[ПИСЬМЕННОЕ ЗАДАНИЕ]: Перепишите приведённый ниже отрывок целиком, не меняя в нём ни слова и ни одного знака.

Я спокойно опустил руки и сказал:
— Что вы сделаете со мной, это ваше дело, а моё дело вас не обманывать, пока ещё меня не увезли за десять тысяч вёрст.
Он гневно обошёл меня кругом, извергая сквернословие и угрожая, а потом, сделавши два выстрела мимо уха, спрятал револьвер и быстро ушёл в канцелярию, дёрнувши по ходу за рукав. Через полчаса ко мне вышел полковник Львов и, с любопытством осмотрев меня с ног до головы, спокойно сказал:
— Нам с тобой возиться некогда, ты от нас не уйдёшь, а пока я тебя перевожу в обоз, а там видно будет, может, ты и сам ещё в разум придёшь!
Обоз стоял за Московской заставой в палатках. Прочитавши присланную со мной бумагу, командир обоза сказал:
— Ты что, баптист, молокан, евангелик?

[ЗАПИСАННЫЕ ДАННЫЕ]:
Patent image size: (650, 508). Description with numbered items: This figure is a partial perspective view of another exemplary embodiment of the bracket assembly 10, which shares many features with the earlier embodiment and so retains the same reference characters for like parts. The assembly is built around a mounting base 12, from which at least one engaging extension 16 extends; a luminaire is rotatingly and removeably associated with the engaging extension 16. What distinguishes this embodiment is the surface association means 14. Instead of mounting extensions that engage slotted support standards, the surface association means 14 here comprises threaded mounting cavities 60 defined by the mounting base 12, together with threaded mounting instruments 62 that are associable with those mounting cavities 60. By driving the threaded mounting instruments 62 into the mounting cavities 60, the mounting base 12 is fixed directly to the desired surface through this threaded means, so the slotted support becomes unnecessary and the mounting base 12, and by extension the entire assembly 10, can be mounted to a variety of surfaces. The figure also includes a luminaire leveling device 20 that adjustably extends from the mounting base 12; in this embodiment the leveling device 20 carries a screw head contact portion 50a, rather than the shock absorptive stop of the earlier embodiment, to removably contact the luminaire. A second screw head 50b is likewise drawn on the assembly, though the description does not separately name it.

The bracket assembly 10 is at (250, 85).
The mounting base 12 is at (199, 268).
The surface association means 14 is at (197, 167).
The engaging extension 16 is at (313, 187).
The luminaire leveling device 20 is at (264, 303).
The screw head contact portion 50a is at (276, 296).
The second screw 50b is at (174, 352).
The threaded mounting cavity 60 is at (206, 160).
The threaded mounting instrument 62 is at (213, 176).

[РЕЗУЛЬТАТ ЗАДАНИЯ]:
Я спокойно опустил руки и сказал:
— Что вы сделаете со мной, это ваше дело, а моё дело вас не обманывать, пока ещё меня не увезли за десять тысяч вёрст.
Он гневно обошёл меня кругом, извергая сквернословие и угрожая, а потом, сделавши два выстрела мимо уха, спрятал револьвер и быстро ушёл в канцелярию, дёрнувши по ходу за рукав. Через полчаса ко мне вышел полковник Львов и, с любопытством осмотрев меня с ног до головы, спокойно сказал:
— Нам с тобой возиться некогда, ты от нас не уйдёшь, а пока я тебя перевожу в обоз, а там видно будет, может, ты и сам ещё в разум придёшь!
Обоз стоял за Московской заставой в палатках. Прочитавши присланную со мной бумагу, командир обоза сказал:
— Ты что, баптист, молокан, евангелик?